[Problem]
Make an exact copy of the entries below with the pictures removed.

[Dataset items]
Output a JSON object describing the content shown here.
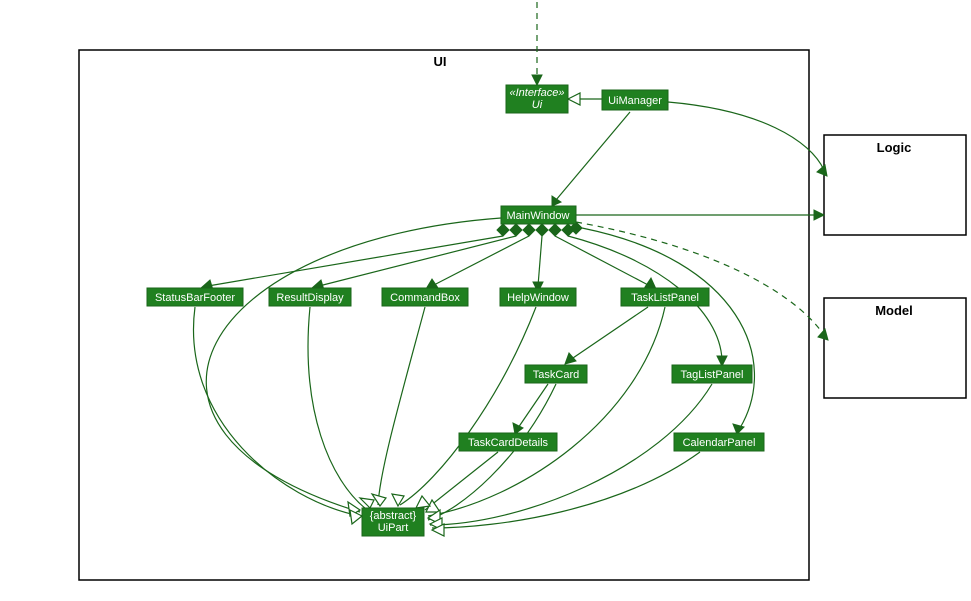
{
  "packages": {
    "ui": {
      "label": "UI"
    },
    "logic": {
      "label": "Logic"
    },
    "model": {
      "label": "Model"
    }
  },
  "classes": {
    "ui_interface": {
      "stereotype": "«Interface»",
      "name": "Ui"
    },
    "ui_manager": {
      "name": "UiManager"
    },
    "main_window": {
      "name": "MainWindow"
    },
    "status_bar_footer": {
      "name": "StatusBarFooter"
    },
    "result_display": {
      "name": "ResultDisplay"
    },
    "command_box": {
      "name": "CommandBox"
    },
    "help_window": {
      "name": "HelpWindow"
    },
    "task_list_panel": {
      "name": "TaskListPanel"
    },
    "task_card": {
      "name": "TaskCard"
    },
    "tag_list_panel": {
      "name": "TagListPanel"
    },
    "task_card_details": {
      "name": "TaskCardDetails"
    },
    "calendar_panel": {
      "name": "CalendarPanel"
    },
    "ui_part": {
      "stereotype": "{abstract}",
      "name": "UiPart"
    }
  },
  "chart_data": {
    "type": "uml-class-diagram",
    "packages": [
      "UI",
      "Logic",
      "Model"
    ],
    "classes": [
      {
        "id": "Ui",
        "package": "UI",
        "stereotype": "interface"
      },
      {
        "id": "UiManager",
        "package": "UI"
      },
      {
        "id": "MainWindow",
        "package": "UI"
      },
      {
        "id": "StatusBarFooter",
        "package": "UI"
      },
      {
        "id": "ResultDisplay",
        "package": "UI"
      },
      {
        "id": "CommandBox",
        "package": "UI"
      },
      {
        "id": "HelpWindow",
        "package": "UI"
      },
      {
        "id": "TaskListPanel",
        "package": "UI"
      },
      {
        "id": "TaskCard",
        "package": "UI"
      },
      {
        "id": "TagListPanel",
        "package": "UI"
      },
      {
        "id": "TaskCardDetails",
        "package": "UI"
      },
      {
        "id": "CalendarPanel",
        "package": "UI"
      },
      {
        "id": "UiPart",
        "package": "UI",
        "stereotype": "abstract"
      }
    ],
    "relations": [
      {
        "from": "external",
        "to": "Ui",
        "type": "dependency"
      },
      {
        "from": "UiManager",
        "to": "Ui",
        "type": "realization"
      },
      {
        "from": "UiManager",
        "to": "MainWindow",
        "type": "association-directed"
      },
      {
        "from": "UiManager",
        "to": "Logic",
        "type": "association-directed"
      },
      {
        "from": "MainWindow",
        "to": "Logic",
        "type": "association-directed"
      },
      {
        "from": "MainWindow",
        "to": "Model",
        "type": "dependency"
      },
      {
        "from": "MainWindow",
        "to": "StatusBarFooter",
        "type": "composition"
      },
      {
        "from": "MainWindow",
        "to": "ResultDisplay",
        "type": "composition"
      },
      {
        "from": "MainWindow",
        "to": "CommandBox",
        "type": "composition"
      },
      {
        "from": "MainWindow",
        "to": "HelpWindow",
        "type": "composition"
      },
      {
        "from": "MainWindow",
        "to": "TaskListPanel",
        "type": "composition"
      },
      {
        "from": "MainWindow",
        "to": "TagListPanel",
        "type": "composition"
      },
      {
        "from": "MainWindow",
        "to": "CalendarPanel",
        "type": "composition"
      },
      {
        "from": "TaskListPanel",
        "to": "TaskCard",
        "type": "association-directed"
      },
      {
        "from": "TaskCard",
        "to": "TaskCardDetails",
        "type": "association-directed"
      },
      {
        "from": "MainWindow",
        "to": "UiPart",
        "type": "generalization"
      },
      {
        "from": "StatusBarFooter",
        "to": "UiPart",
        "type": "generalization"
      },
      {
        "from": "ResultDisplay",
        "to": "UiPart",
        "type": "generalization"
      },
      {
        "from": "CommandBox",
        "to": "UiPart",
        "type": "generalization"
      },
      {
        "from": "HelpWindow",
        "to": "UiPart",
        "type": "generalization"
      },
      {
        "from": "TaskListPanel",
        "to": "UiPart",
        "type": "generalization"
      },
      {
        "from": "TaskCard",
        "to": "UiPart",
        "type": "generalization"
      },
      {
        "from": "TagListPanel",
        "to": "UiPart",
        "type": "generalization"
      },
      {
        "from": "TaskCardDetails",
        "to": "UiPart",
        "type": "generalization"
      },
      {
        "from": "CalendarPanel",
        "to": "UiPart",
        "type": "generalization"
      }
    ]
  }
}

[Task result]
Output a JSON object describing the content shown here.
{
  "packages": {
    "ui": {
      "label": "UI"
    },
    "logic": {
      "label": "Logic"
    },
    "model": {
      "label": "Model"
    }
  },
  "classes": {
    "ui_interface": {
      "stereotype": "«Interface»",
      "name": "Ui"
    },
    "ui_manager": {
      "name": "UiManager"
    },
    "main_window": {
      "name": "MainWindow"
    },
    "status_bar_footer": {
      "name": "StatusBarFooter"
    },
    "result_display": {
      "name": "ResultDisplay"
    },
    "command_box": {
      "name": "CommandBox"
    },
    "help_window": {
      "name": "HelpWindow"
    },
    "task_list_panel": {
      "name": "TaskListPanel"
    },
    "task_card": {
      "name": "TaskCard"
    },
    "tag_list_panel": {
      "name": "TagListPanel"
    },
    "task_card_details": {
      "name": "TaskCardDetails"
    },
    "calendar_panel": {
      "name": "CalendarPanel"
    },
    "ui_part": {
      "stereotype": "{abstract}",
      "name": "UiPart"
    }
  },
  "chart_data": {
    "type": "uml-class-diagram",
    "packages": [
      "UI",
      "Logic",
      "Model"
    ],
    "classes": [
      {
        "id": "Ui",
        "package": "UI",
        "stereotype": "interface"
      },
      {
        "id": "UiManager",
        "package": "UI"
      },
      {
        "id": "MainWindow",
        "package": "UI"
      },
      {
        "id": "StatusBarFooter",
        "package": "UI"
      },
      {
        "id": "ResultDisplay",
        "package": "UI"
      },
      {
        "id": "CommandBox",
        "package": "UI"
      },
      {
        "id": "HelpWindow",
        "package": "UI"
      },
      {
        "id": "TaskListPanel",
        "package": "UI"
      },
      {
        "id": "TaskCard",
        "package": "UI"
      },
      {
        "id": "TagListPanel",
        "package": "UI"
      },
      {
        "id": "TaskCardDetails",
        "package": "UI"
      },
      {
        "id": "CalendarPanel",
        "package": "UI"
      },
      {
        "id": "UiPart",
        "package": "UI",
        "stereotype": "abstract"
      }
    ],
    "relations": [
      {
        "from": "external",
        "to": "Ui",
        "type": "dependency"
      },
      {
        "from": "UiManager",
        "to": "Ui",
        "type": "realization"
      },
      {
        "from": "UiManager",
        "to": "MainWindow",
        "type": "association-directed"
      },
      {
        "from": "UiManager",
        "to": "Logic",
        "type": "association-directed"
      },
      {
        "from": "MainWindow",
        "to": "Logic",
        "type": "association-directed"
      },
      {
        "from": "MainWindow",
        "to": "Model",
        "type": "dependency"
      },
      {
        "from": "MainWindow",
        "to": "StatusBarFooter",
        "type": "composition"
      },
      {
        "from": "MainWindow",
        "to": "ResultDisplay",
        "type": "composition"
      },
      {
        "from": "MainWindow",
        "to": "CommandBox",
        "type": "composition"
      },
      {
        "from": "MainWindow",
        "to": "HelpWindow",
        "type": "composition"
      },
      {
        "from": "MainWindow",
        "to": "TaskListPanel",
        "type": "composition"
      },
      {
        "from": "MainWindow",
        "to": "TagListPanel",
        "type": "composition"
      },
      {
        "from": "MainWindow",
        "to": "CalendarPanel",
        "type": "composition"
      },
      {
        "from": "TaskListPanel",
        "to": "TaskCard",
        "type": "association-directed"
      },
      {
        "from": "TaskCard",
        "to": "TaskCardDetails",
        "type": "association-directed"
      },
      {
        "from": "MainWindow",
        "to": "UiPart",
        "type": "generalization"
      },
      {
        "from": "StatusBarFooter",
        "to": "UiPart",
        "type": "generalization"
      },
      {
        "from": "ResultDisplay",
        "to": "UiPart",
        "type": "generalization"
      },
      {
        "from": "CommandBox",
        "to": "UiPart",
        "type": "generalization"
      },
      {
        "from": "HelpWindow",
        "to": "UiPart",
        "type": "generalization"
      },
      {
        "from": "TaskListPanel",
        "to": "UiPart",
        "type": "generalization"
      },
      {
        "from": "TaskCard",
        "to": "UiPart",
        "type": "generalization"
      },
      {
        "from": "TagListPanel",
        "to": "UiPart",
        "type": "generalization"
      },
      {
        "from": "TaskCardDetails",
        "to": "UiPart",
        "type": "generalization"
      },
      {
        "from": "CalendarPanel",
        "to": "UiPart",
        "type": "generalization"
      }
    ]
  }
}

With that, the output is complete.